▶ TASK DIRECTIONS
Pull out every line of the listing below where "GREEN" appears.

▶ SUPPLIED ENTRIES
------------------------------
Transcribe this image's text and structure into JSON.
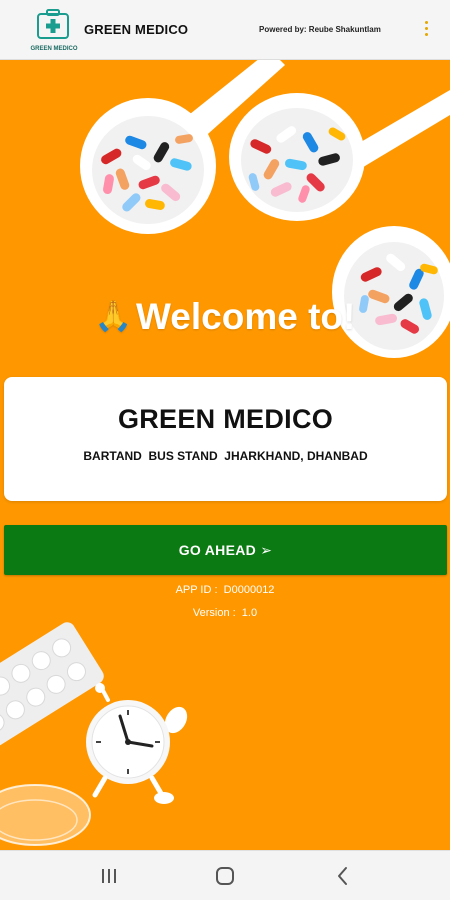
{
  "app_bar": {
    "logo_text": "GREEN MEDICO",
    "title": "GREEN MEDICO",
    "powered_by": "Powered by: Reube Shakuntlam",
    "menu_icon": "more-vertical-icon"
  },
  "main": {
    "welcome_emoji": "🙏",
    "welcome_text": "Welcome to!",
    "store": {
      "name": "GREEN MEDICO",
      "address": "BARTAND  BUS STAND  JHARKHAND, DHANBAD"
    },
    "go_button_label": "GO AHEAD ➢",
    "app_id": "APP ID :  D0000012",
    "version": "Version :  1.0"
  },
  "nav_bar": {
    "recents_icon": "recent-apps-icon",
    "home_icon": "home-icon",
    "back_icon": "back-icon"
  },
  "colors": {
    "background": "#ff9800",
    "button": "#0b7a12",
    "logo": "#1a9d8f",
    "menu_dots": "#e6a800"
  }
}
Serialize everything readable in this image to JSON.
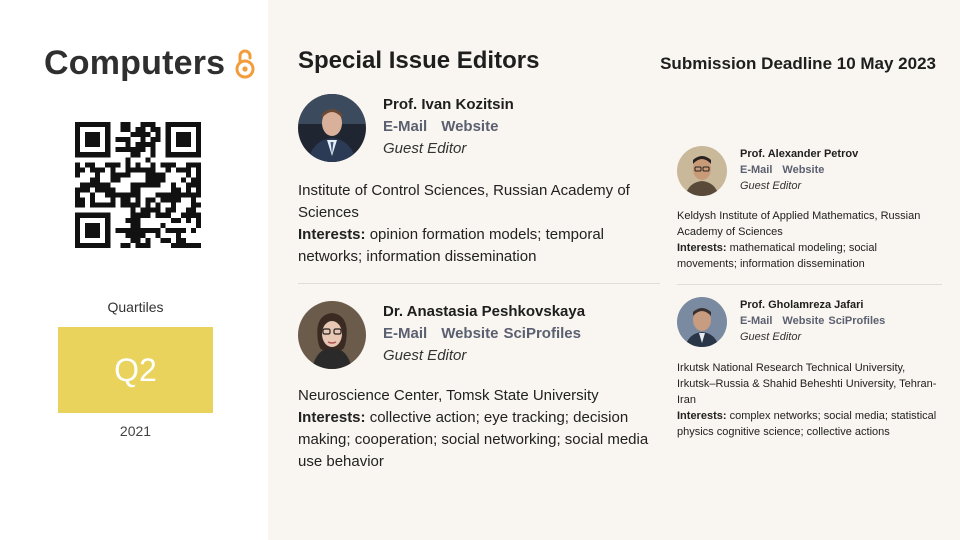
{
  "journal": {
    "name": "Computers",
    "logo_icon": "open-access-icon",
    "accent": "#f39c3c"
  },
  "quartile": {
    "label": "Quartiles",
    "value": "Q2",
    "year": "2021",
    "box_color": "#e9d35c"
  },
  "header": {
    "title": "Special Issue Editors",
    "deadline": "Submission Deadline 10 May 2023"
  },
  "editors": [
    {
      "name": "Prof. Ivan Kozitsin",
      "links": [
        "E-Mail",
        "Website"
      ],
      "role": "Guest Editor",
      "affiliation": "Institute of Control Sciences, Russian Academy of Sciences",
      "interests_label": "Interests:",
      "interests": "opinion formation models; temporal networks; information dissemination"
    },
    {
      "name": "Dr. Anastasia Peshkovskaya",
      "links": [
        "E-Mail",
        "Website",
        "SciProfiles"
      ],
      "role": "Guest Editor",
      "affiliation": "Neuroscience Center, Tomsk State University",
      "interests_label": "Interests:",
      "interests": "collective action; eye tracking; decision making; cooperation; social networking; social media use behavior"
    },
    {
      "name": "Prof. Alexander Petrov",
      "links": [
        "E-Mail",
        "Website"
      ],
      "role": "Guest Editor",
      "affiliation": "Keldysh Institute of Applied Mathematics, Russian Academy of Sciences",
      "interests_label": "Interests:",
      "interests": "mathematical modeling; social movements; information dissemination"
    },
    {
      "name": "Prof. Gholamreza Jafari",
      "links": [
        "E-Mail",
        "Website",
        "SciProfiles"
      ],
      "role": "Guest Editor",
      "affiliation": "Irkutsk National Research Technical University, Irkutsk–Russia & Shahid Beheshti University, Tehran-Iran",
      "interests_label": "Interests:",
      "interests": "complex networks; social media; statistical physics cognitive science; collective actions"
    }
  ]
}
------------------------------
▶ SOLUTION FOR THIS EXERCISE
    "logo_text": "GREEN MEDICO",
    "title": "GREEN MEDICO",
      "name": "GREEN MEDICO",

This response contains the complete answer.